**Text section:**
####################

# Help: What to substitute chinese 5 spice powder?



## abiod (Mar 10, 2012)

Hi guys! I haven't used this spice yet and can't find it anywhere where I am at. What can I substitute for it?

Also, if this is a duplicate of a previous thread, pls share the thread. I searched but can't find anything related! Many thanks in advance!!/img/vbsmilies/smilies/chef.gif


----------



## pohaku (Jul 11, 2011)

There are multiple variations on Chinese 5 spice powder. You can concoct your own. Here's one recipe:

In a dry skillet, roast 2 teaspoons of Szechuan peppercorns by shaking the pan over low to medium heat until the aroma of the peppercorns is released (about 2-3 minutes). You can substitute black peppercorns for the Szechuan peppercorns if you can't find them.
Grind the roasted peppercorns and 8 star anise in a blender or pepper mill.
Sieve the blended seasonings.
Mix in 1/2 teaspoon ground cloves, 1 tablespoon ground cinnamon, and 1 tablespoon ground fennel seeds.
Grind the seasonings until very fine and sieve again.
Store in an airtight container.


----------



## chefbuba (Feb 17, 2010)

Have you tried a health food store? Many of them have a large selection of bulk spices. I'm in a small town, I found 5 spice powder at mine a couple of weeks ago, along with all the spices needed to grind my own.


----------



## pohaku (Jul 11, 2011)

Where are you?  In the US, I'd be surprised if you couldn't find 5 spice in most locations.  Most chain grocery stores carry it.

####################

**Data entries:**

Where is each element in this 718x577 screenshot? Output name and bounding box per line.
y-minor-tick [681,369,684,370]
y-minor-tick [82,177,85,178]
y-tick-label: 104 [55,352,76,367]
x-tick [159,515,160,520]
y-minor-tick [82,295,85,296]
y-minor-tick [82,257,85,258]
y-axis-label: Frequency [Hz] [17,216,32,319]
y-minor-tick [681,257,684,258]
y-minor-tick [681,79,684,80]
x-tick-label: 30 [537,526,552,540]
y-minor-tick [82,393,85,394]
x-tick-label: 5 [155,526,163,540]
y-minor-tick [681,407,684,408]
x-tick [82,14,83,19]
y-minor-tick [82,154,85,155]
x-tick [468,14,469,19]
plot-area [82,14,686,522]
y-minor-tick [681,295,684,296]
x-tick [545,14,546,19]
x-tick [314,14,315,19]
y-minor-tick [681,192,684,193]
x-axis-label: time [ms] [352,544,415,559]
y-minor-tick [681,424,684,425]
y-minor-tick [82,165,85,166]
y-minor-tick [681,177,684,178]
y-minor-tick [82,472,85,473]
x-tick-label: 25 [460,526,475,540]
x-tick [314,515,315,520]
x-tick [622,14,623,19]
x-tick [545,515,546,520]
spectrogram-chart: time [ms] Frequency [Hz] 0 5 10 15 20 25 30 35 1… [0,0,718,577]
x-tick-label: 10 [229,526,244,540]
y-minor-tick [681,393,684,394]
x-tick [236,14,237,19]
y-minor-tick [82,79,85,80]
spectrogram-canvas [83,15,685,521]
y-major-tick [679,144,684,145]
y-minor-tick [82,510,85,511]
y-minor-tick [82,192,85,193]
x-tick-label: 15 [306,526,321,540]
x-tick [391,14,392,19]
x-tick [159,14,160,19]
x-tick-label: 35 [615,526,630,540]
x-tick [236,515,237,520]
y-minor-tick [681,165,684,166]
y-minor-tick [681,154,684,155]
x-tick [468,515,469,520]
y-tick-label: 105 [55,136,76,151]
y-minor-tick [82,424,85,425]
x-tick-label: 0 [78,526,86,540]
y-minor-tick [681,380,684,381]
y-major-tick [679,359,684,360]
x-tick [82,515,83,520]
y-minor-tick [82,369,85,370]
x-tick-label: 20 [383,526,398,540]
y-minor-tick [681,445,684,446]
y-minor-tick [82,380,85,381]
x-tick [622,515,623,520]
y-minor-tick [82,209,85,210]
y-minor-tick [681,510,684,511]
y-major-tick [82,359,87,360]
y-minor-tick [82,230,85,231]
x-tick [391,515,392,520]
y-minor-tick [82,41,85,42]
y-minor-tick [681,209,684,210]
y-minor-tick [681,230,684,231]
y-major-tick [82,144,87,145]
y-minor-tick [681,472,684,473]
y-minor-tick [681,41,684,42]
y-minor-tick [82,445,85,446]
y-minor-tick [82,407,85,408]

####################

**List of tasks:**
[a] Answer these from the five-spice thread, one line each:
(i) How many star anise are ground together with the roasted peppercorns?
(ii) What type of store does chefbuba suggest trying?
(iii) According to the final post, which stores mostly carry 5 spice in the US?
[b] Recast the paragraph in the five-spice thread that begins "In a dry skillet" as a short bulleted list, keeping its main facts.
[c] Extend the five-spice thread with one more reply after its last post.

**Task-by-task answers:**
[a]
(i) 8
(ii) A health food store
(iii) Most chain grocery stores

[b]
- Roast 2 teaspoons of Szechuan peppercorns in a dry skillet over low to medium heat.
- Shake the pan until the aroma is released, about 2-3 minutes.
- If Szechuan peppercorns can't be found, use black peppercorns instead.

[c]
----------



## abiod (Mar 10, 2012)

Thanks pohaku and chefbuba!

Yes, I'm in the US, Texas actually. I've searched 2 big grocery chains but none.  I'm looking for the powder that says Chinese 5 spice. Would it be under a different name too?

I have yet to check health food store. Unfortunately, we're not in a big city so... no Whole Foods kind of store. =/

Any online store I can check maybe?


----------



## petemccracken (Sep 18, 2008)

Here's a Google list:https://www.google.com/search?q=chi...s=org.mozilla:en-US:official&client=firefox-a


----------



## kongfeet (Oct 29, 2008)

It's supposed to have star anise, cinnamon, szechuan peppercorn, clove, and fennel seed, but the dominating flavor comes from star anise and cinnamon. I personally think fennel seed can definitely be omitted because it's overpowered by star anise, and I don't think szechuan peppercorn and clove add all that much to the mix, so they can be left out, too. Ground up star anise and cinnamon, and you got yourself a very good substitute.

p.s. As far as I know, garlic, ginger, and mandarin peel are added along with the five spice powder (for "red roasted" dishes), so instead of szechuan peppercorn, clove and fennel seeds, I'd rather add garlic, ginger, and orange peel (probably easier to find than mandarin peel, I suppose).


----------



## pohaku (Jul 11, 2011)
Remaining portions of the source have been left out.